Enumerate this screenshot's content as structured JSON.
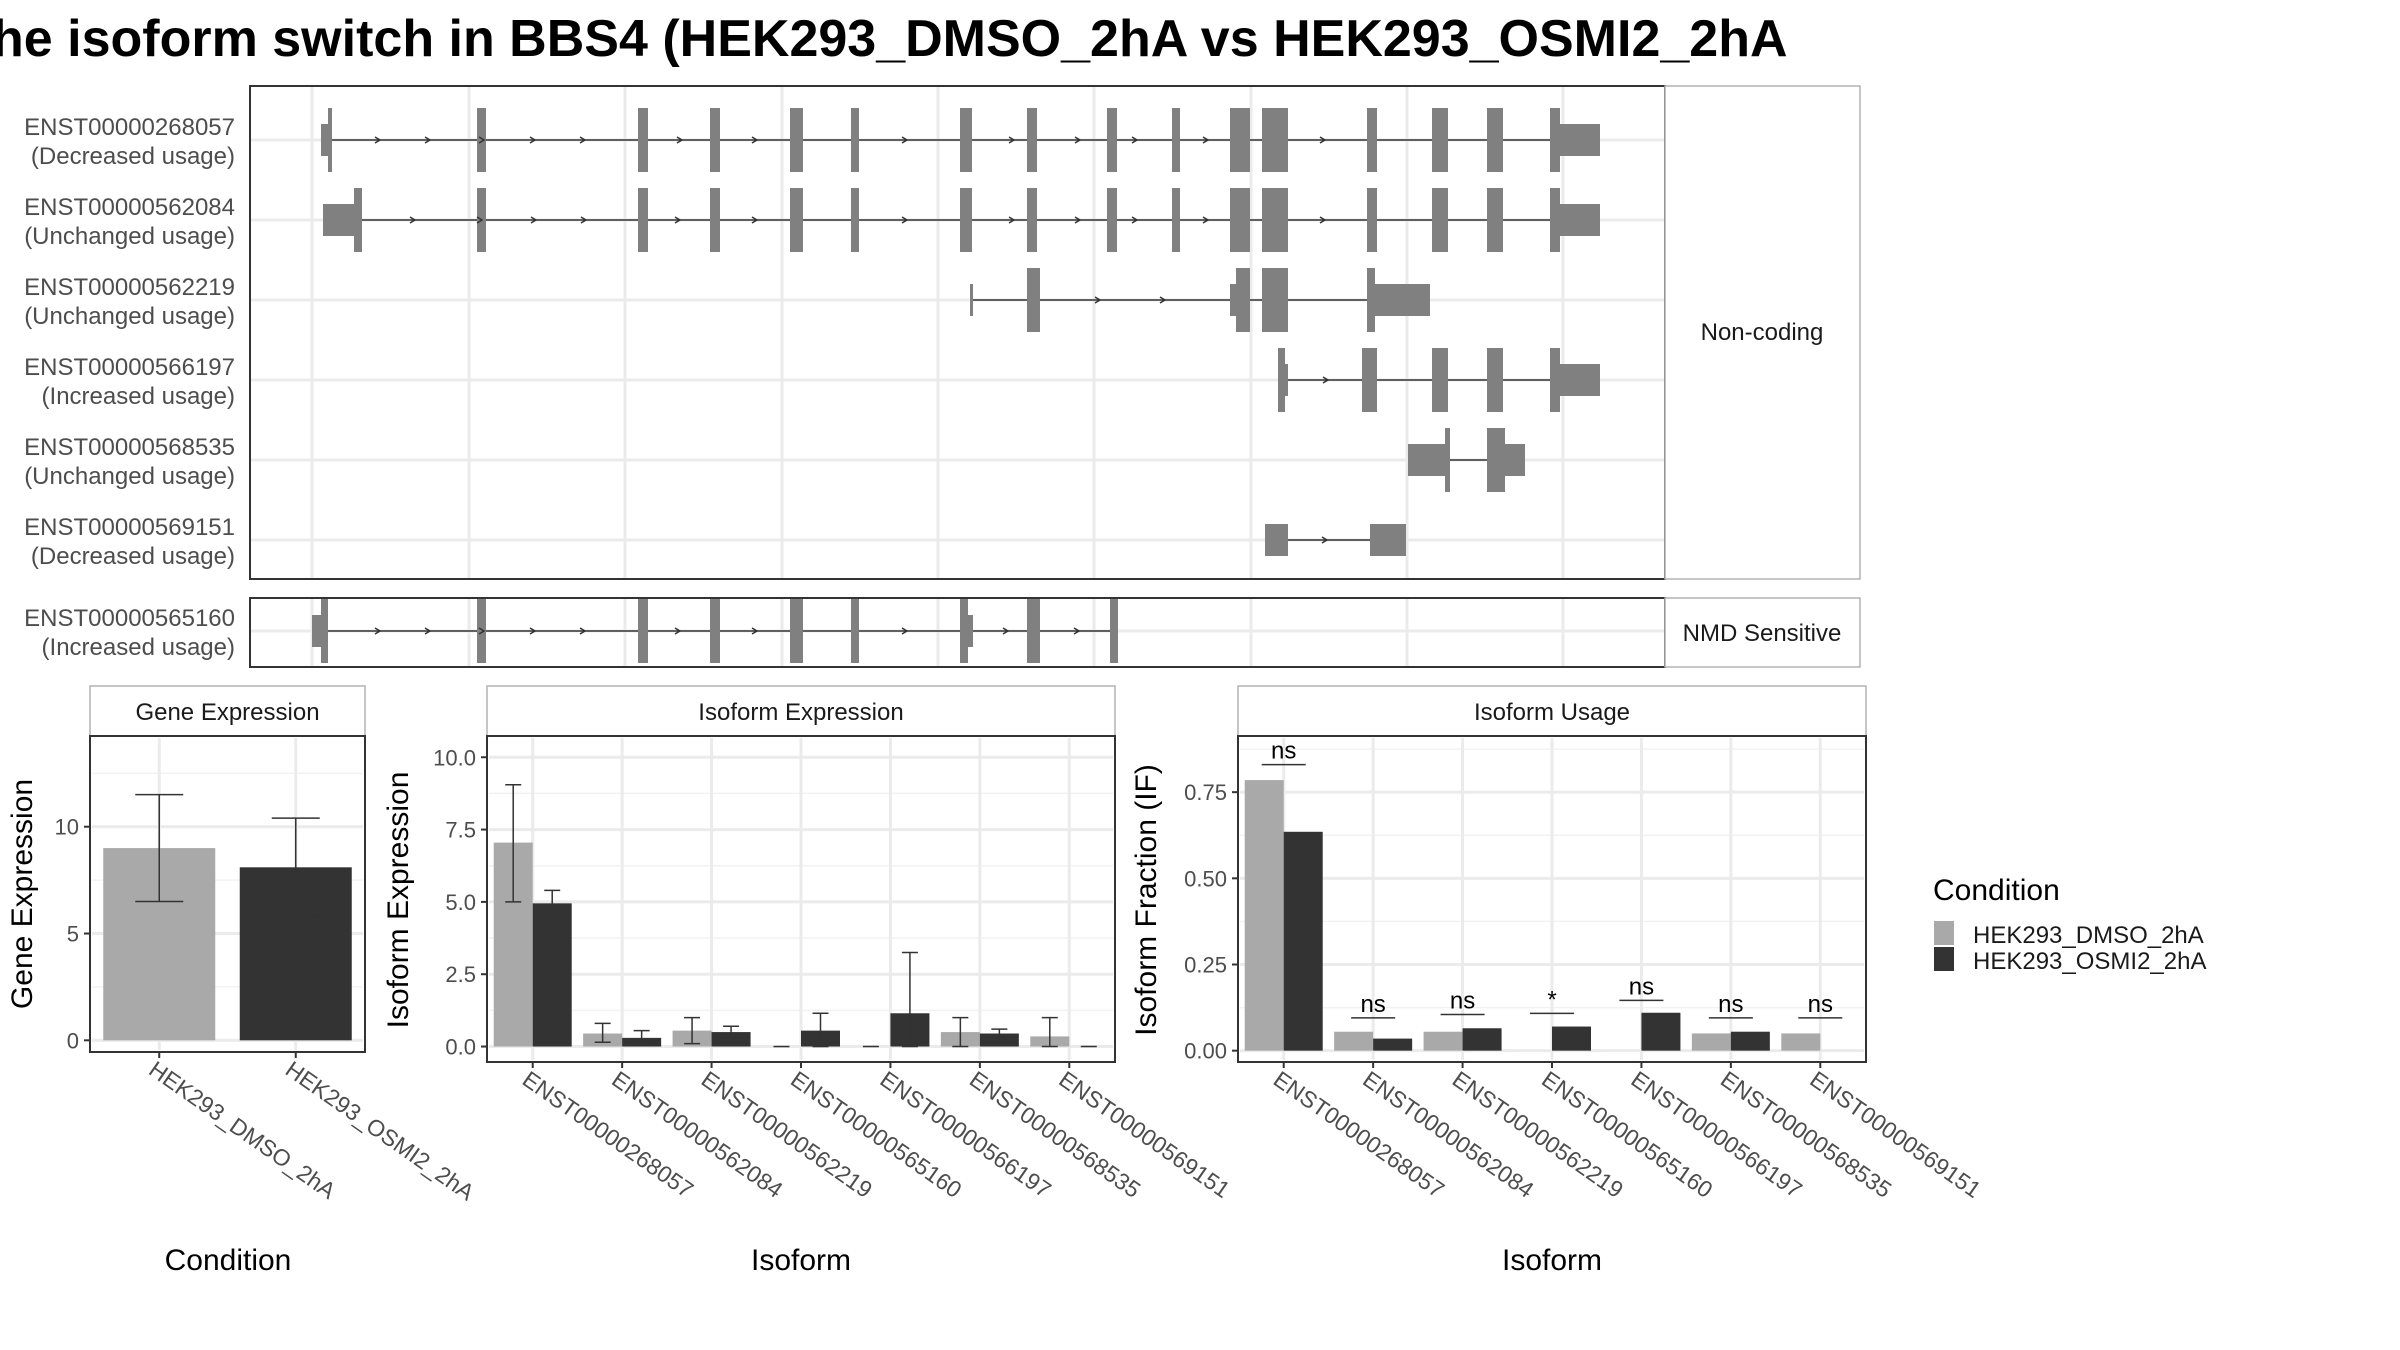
{
  "figure": {
    "title": "he isoform switch in BBS4 (HEK293_DMSO_2hA vs HEK293_OSMI2_2hA",
    "colors": {
      "dmso": "#a9a9a9",
      "osmi": "#333333",
      "transcript": "#808080",
      "grid": "#ebebeb",
      "frame": "#333333",
      "strip_bg": "#ffffff"
    }
  },
  "chart_data": [
    {
      "type": "other",
      "name": "transcript-structure",
      "groups": [
        {
          "label": "Non-coding",
          "transcripts": [
            {
              "id": "ENST00000268057",
              "usage": "(Decreased usage)"
            },
            {
              "id": "ENST00000562084",
              "usage": "(Unchanged usage)"
            },
            {
              "id": "ENST00000562219",
              "usage": "(Unchanged usage)"
            },
            {
              "id": "ENST00000566197",
              "usage": "(Increased usage)"
            },
            {
              "id": "ENST00000568535",
              "usage": "(Unchanged usage)"
            },
            {
              "id": "ENST00000569151",
              "usage": "(Decreased usage)"
            }
          ]
        },
        {
          "label": "NMD Sensitive",
          "transcripts": [
            {
              "id": "ENST00000565160",
              "usage": "(Increased usage)"
            }
          ]
        }
      ]
    },
    {
      "type": "bar",
      "strip": "Gene Expression",
      "xlabel": "Condition",
      "ylabel": "Gene Expression",
      "ylim": [
        -0.5,
        14.2
      ],
      "yticks": [
        0,
        5,
        10
      ],
      "categories": [
        "HEK293_DMSO_2hA",
        "HEK293_OSMI2_2hA"
      ],
      "values": [
        9.0,
        8.1
      ],
      "err_low": [
        6.5,
        5.8
      ],
      "err_high": [
        11.5,
        10.4
      ],
      "grid": true
    },
    {
      "type": "bar",
      "strip": "Isoform Expression",
      "xlabel": "Isoform",
      "ylabel": "Isoform Expression",
      "ylim": [
        -0.5,
        10.7
      ],
      "yticks": [
        0.0,
        2.5,
        5.0,
        7.5,
        10.0
      ],
      "ytick_labels": [
        "0.0",
        "2.5",
        "5.0",
        "7.5",
        "10.0"
      ],
      "categories": [
        "ENST00000268057",
        "ENST00000562084",
        "ENST00000562219",
        "ENST00000565160",
        "ENST00000566197",
        "ENST00000568535",
        "ENST00000569151"
      ],
      "series": [
        {
          "name": "HEK293_DMSO_2hA",
          "values": [
            7.05,
            0.45,
            0.55,
            0.0,
            0.0,
            0.5,
            0.35
          ],
          "err_low": [
            5.0,
            0.15,
            0.1,
            0.0,
            0.0,
            0.0,
            0.0
          ],
          "err_high": [
            9.05,
            0.8,
            1.0,
            0.0,
            0.0,
            1.0,
            1.0
          ]
        },
        {
          "name": "HEK293_OSMI2_2hA",
          "values": [
            4.95,
            0.3,
            0.5,
            0.55,
            1.15,
            0.45,
            0.0
          ],
          "err_low": [
            4.5,
            0.05,
            0.3,
            0.0,
            0.0,
            0.3,
            0.0
          ],
          "err_high": [
            5.4,
            0.55,
            0.7,
            1.15,
            3.25,
            0.6,
            0.0
          ]
        }
      ],
      "grid": true
    },
    {
      "type": "bar",
      "strip": "Isoform Usage",
      "xlabel": "Isoform",
      "ylabel": "Isoform Fraction (IF)",
      "ylim": [
        -0.03,
        0.91
      ],
      "yticks": [
        0.0,
        0.25,
        0.5,
        0.75
      ],
      "ytick_labels": [
        "0.00",
        "0.25",
        "0.50",
        "0.75"
      ],
      "categories": [
        "ENST00000268057",
        "ENST00000562084",
        "ENST00000562219",
        "ENST00000565160",
        "ENST00000566197",
        "ENST00000568535",
        "ENST00000569151"
      ],
      "series": [
        {
          "name": "HEK293_DMSO_2hA",
          "values": [
            0.785,
            0.055,
            0.055,
            0.0,
            0.0,
            0.05,
            0.05
          ]
        },
        {
          "name": "HEK293_OSMI2_2hA",
          "values": [
            0.635,
            0.035,
            0.065,
            0.07,
            0.11,
            0.055,
            0.0
          ]
        }
      ],
      "annotations": [
        "ns",
        "ns",
        "ns",
        "*",
        "ns",
        "ns",
        "ns"
      ],
      "annotation_y": [
        0.83,
        0.095,
        0.105,
        0.108,
        0.146,
        0.095,
        0.095
      ],
      "grid": true
    }
  ],
  "legend": {
    "title": "Condition",
    "items": [
      "HEK293_DMSO_2hA",
      "HEK293_OSMI2_2hA"
    ]
  }
}
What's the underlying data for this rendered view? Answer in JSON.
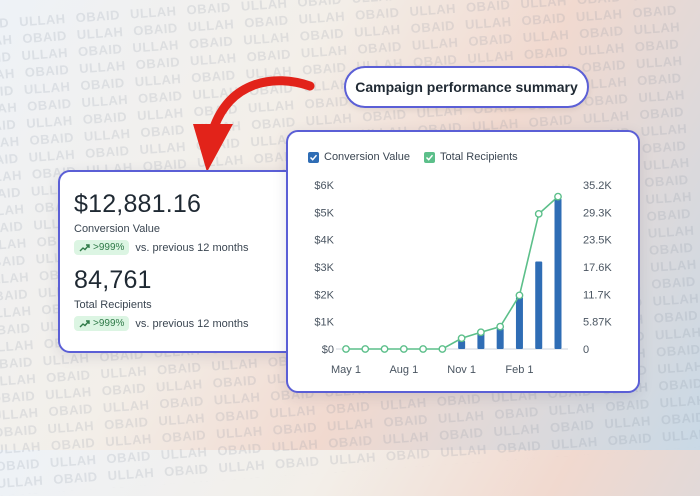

====

> Work required: Find the lines that include the string "Expression", then copy each of them.

> Response to the task:
      "strip": "Gene Expression",
      "ylabel": "Gene Expression",
      "strip": "Isoform Expression",
      "ylabel": "Isoform Expression",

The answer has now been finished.